(Data records)
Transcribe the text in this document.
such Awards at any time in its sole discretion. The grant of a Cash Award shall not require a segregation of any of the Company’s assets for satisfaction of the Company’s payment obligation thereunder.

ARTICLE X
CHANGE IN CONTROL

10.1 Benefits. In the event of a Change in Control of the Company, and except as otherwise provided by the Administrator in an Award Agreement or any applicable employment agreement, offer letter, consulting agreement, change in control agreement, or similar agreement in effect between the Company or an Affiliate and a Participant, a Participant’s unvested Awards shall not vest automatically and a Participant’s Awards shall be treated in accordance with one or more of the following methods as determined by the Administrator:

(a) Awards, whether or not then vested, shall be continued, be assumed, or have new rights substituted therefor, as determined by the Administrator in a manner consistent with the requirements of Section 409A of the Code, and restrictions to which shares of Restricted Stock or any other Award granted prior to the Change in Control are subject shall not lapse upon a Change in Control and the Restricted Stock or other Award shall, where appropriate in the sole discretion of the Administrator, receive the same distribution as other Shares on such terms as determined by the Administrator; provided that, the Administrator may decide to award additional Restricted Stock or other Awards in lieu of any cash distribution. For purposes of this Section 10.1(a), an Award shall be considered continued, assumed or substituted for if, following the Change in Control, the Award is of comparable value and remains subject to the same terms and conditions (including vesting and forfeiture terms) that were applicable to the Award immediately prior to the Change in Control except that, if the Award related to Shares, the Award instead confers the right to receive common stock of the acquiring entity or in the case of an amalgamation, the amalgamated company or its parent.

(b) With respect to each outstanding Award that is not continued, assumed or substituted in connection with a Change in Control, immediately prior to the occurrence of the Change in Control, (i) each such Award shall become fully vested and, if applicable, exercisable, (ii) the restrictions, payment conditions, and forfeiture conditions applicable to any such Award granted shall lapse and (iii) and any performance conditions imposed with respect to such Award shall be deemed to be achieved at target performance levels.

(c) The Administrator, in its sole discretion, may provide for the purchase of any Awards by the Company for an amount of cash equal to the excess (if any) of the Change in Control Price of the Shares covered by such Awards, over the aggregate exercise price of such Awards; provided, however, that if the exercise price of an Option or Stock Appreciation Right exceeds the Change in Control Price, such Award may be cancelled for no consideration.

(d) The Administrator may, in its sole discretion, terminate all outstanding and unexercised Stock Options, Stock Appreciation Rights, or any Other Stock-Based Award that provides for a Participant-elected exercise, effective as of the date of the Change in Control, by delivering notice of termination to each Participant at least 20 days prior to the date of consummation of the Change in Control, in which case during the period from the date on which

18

==

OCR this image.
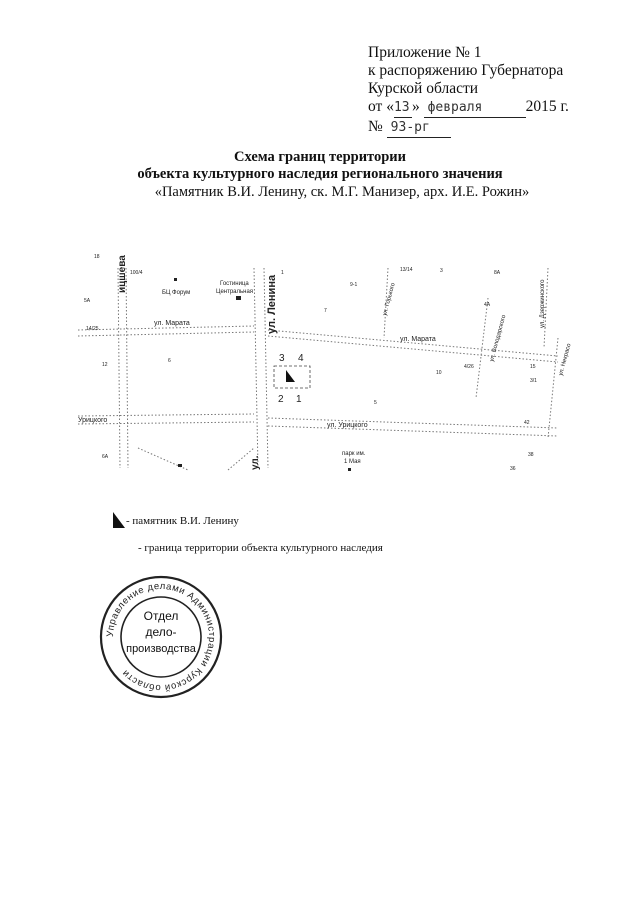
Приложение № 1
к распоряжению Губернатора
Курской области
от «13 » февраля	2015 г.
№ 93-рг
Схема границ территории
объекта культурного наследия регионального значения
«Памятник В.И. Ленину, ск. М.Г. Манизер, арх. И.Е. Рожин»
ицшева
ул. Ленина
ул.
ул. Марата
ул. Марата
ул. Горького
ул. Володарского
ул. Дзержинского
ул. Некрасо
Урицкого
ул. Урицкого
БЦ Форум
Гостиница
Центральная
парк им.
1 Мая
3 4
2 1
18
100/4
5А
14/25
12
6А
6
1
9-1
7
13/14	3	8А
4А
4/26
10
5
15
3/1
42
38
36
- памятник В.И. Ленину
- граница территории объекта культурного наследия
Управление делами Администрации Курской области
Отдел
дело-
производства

● REQUIRED TASK:
Across the preceding material, how many lines contain the word "Курской"? State the number alone.

● SOLUTION FOR THIS EXERCISE:
2